WHAT THIS TASK INVOLVES:
Tell how many lines in the data below hold the string "dahin"; give nothing but the number.

RECORDS TO PROCESS:
____________
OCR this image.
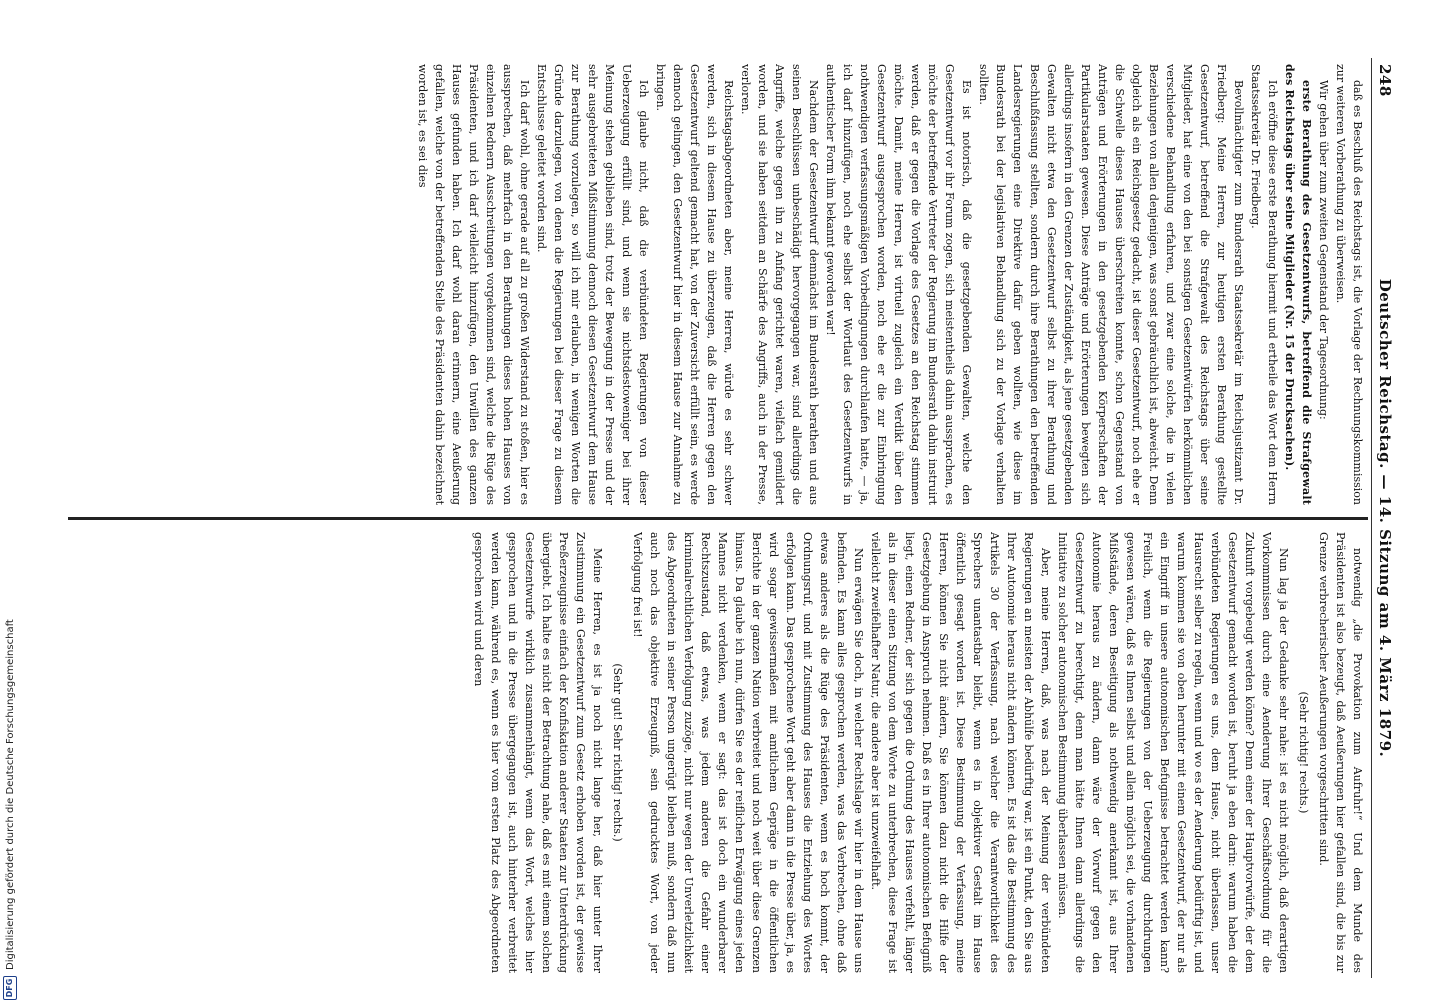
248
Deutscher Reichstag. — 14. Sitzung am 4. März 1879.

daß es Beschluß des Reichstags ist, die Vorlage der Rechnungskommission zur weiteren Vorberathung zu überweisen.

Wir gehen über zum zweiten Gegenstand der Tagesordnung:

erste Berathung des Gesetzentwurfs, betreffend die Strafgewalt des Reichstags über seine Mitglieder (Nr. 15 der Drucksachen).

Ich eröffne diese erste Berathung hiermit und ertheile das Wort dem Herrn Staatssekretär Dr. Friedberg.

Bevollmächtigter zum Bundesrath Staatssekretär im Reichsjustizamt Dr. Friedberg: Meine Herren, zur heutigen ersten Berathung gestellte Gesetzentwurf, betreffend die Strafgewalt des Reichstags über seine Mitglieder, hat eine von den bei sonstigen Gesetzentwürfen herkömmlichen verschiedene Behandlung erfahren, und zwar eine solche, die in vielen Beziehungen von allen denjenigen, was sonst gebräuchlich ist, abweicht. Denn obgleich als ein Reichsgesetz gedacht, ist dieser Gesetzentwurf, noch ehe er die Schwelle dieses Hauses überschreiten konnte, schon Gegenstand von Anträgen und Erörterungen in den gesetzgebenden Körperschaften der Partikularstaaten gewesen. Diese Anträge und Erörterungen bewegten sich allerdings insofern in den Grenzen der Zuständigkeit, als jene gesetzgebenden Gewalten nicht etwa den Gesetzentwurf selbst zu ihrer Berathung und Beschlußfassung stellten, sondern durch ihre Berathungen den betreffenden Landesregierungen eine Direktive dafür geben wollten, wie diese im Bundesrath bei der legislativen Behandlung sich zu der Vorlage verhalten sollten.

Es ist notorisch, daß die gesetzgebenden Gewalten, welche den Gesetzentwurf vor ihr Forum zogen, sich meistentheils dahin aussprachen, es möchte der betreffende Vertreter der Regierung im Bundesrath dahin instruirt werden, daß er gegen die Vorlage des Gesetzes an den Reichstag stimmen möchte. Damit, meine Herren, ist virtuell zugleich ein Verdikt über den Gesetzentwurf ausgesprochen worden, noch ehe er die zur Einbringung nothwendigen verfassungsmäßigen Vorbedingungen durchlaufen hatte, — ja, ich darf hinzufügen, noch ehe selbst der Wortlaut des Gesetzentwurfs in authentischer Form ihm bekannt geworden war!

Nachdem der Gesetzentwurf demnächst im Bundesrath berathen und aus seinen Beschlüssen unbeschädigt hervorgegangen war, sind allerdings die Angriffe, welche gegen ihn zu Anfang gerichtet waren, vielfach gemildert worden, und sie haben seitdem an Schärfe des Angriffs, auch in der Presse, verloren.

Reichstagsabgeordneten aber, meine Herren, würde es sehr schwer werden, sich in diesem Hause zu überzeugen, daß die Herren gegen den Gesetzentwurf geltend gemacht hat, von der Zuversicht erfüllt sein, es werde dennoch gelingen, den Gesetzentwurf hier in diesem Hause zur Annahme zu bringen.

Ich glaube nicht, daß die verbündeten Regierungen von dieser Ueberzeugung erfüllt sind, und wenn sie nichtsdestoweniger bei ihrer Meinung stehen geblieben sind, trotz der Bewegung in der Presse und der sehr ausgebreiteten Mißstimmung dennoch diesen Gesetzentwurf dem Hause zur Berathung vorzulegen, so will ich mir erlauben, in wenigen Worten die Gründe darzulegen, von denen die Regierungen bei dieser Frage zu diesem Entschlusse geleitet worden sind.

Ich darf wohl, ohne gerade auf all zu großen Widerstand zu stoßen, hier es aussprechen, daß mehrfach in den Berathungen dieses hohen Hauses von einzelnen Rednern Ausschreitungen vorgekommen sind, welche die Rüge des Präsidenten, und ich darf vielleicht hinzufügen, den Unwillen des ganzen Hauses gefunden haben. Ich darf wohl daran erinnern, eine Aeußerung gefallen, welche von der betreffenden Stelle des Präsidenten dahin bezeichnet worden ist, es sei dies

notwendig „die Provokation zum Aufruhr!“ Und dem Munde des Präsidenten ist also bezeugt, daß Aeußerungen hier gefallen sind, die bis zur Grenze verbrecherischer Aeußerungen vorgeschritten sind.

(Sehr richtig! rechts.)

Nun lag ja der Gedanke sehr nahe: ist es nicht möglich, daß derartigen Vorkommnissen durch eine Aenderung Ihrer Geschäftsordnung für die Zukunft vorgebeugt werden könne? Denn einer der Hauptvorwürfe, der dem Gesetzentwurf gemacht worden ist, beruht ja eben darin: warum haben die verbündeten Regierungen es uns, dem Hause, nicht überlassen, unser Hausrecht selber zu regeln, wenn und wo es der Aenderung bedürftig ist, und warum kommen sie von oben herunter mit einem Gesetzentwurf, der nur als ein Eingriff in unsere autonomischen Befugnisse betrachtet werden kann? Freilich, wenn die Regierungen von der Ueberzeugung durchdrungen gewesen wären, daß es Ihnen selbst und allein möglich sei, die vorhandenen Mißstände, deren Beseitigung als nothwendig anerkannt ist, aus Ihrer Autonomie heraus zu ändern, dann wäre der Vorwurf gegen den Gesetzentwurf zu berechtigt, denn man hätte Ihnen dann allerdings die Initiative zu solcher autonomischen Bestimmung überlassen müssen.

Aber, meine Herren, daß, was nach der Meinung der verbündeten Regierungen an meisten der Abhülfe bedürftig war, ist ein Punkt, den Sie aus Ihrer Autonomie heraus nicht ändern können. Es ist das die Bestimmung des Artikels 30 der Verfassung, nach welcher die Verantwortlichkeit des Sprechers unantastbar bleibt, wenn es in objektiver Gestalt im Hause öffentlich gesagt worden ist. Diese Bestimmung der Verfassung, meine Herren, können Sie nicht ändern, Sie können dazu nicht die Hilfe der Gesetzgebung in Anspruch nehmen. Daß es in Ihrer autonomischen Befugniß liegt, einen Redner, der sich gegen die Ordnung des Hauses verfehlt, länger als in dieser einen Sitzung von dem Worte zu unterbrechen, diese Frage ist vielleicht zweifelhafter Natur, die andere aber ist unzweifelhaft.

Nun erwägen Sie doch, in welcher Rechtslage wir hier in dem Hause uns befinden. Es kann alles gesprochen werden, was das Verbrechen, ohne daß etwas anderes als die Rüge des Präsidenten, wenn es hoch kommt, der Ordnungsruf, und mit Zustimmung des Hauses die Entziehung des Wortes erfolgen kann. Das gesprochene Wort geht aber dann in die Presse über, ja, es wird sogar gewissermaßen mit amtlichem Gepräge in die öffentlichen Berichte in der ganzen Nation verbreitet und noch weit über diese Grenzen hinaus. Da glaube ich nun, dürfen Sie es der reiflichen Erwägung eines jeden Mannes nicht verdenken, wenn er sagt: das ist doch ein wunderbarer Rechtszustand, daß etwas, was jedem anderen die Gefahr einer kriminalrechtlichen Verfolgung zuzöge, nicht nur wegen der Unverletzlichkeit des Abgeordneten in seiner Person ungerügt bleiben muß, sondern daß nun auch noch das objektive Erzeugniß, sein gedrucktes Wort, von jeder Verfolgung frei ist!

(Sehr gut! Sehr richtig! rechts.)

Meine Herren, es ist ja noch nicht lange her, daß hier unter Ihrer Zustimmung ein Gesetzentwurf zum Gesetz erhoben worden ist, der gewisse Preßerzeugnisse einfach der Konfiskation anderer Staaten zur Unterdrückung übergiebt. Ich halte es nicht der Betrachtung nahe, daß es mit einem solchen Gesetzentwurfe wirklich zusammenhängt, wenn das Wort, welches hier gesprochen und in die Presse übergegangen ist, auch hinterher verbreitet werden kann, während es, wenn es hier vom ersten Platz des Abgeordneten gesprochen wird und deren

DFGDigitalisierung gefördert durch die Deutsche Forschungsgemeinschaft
____________
RESPONSE BELOW:
2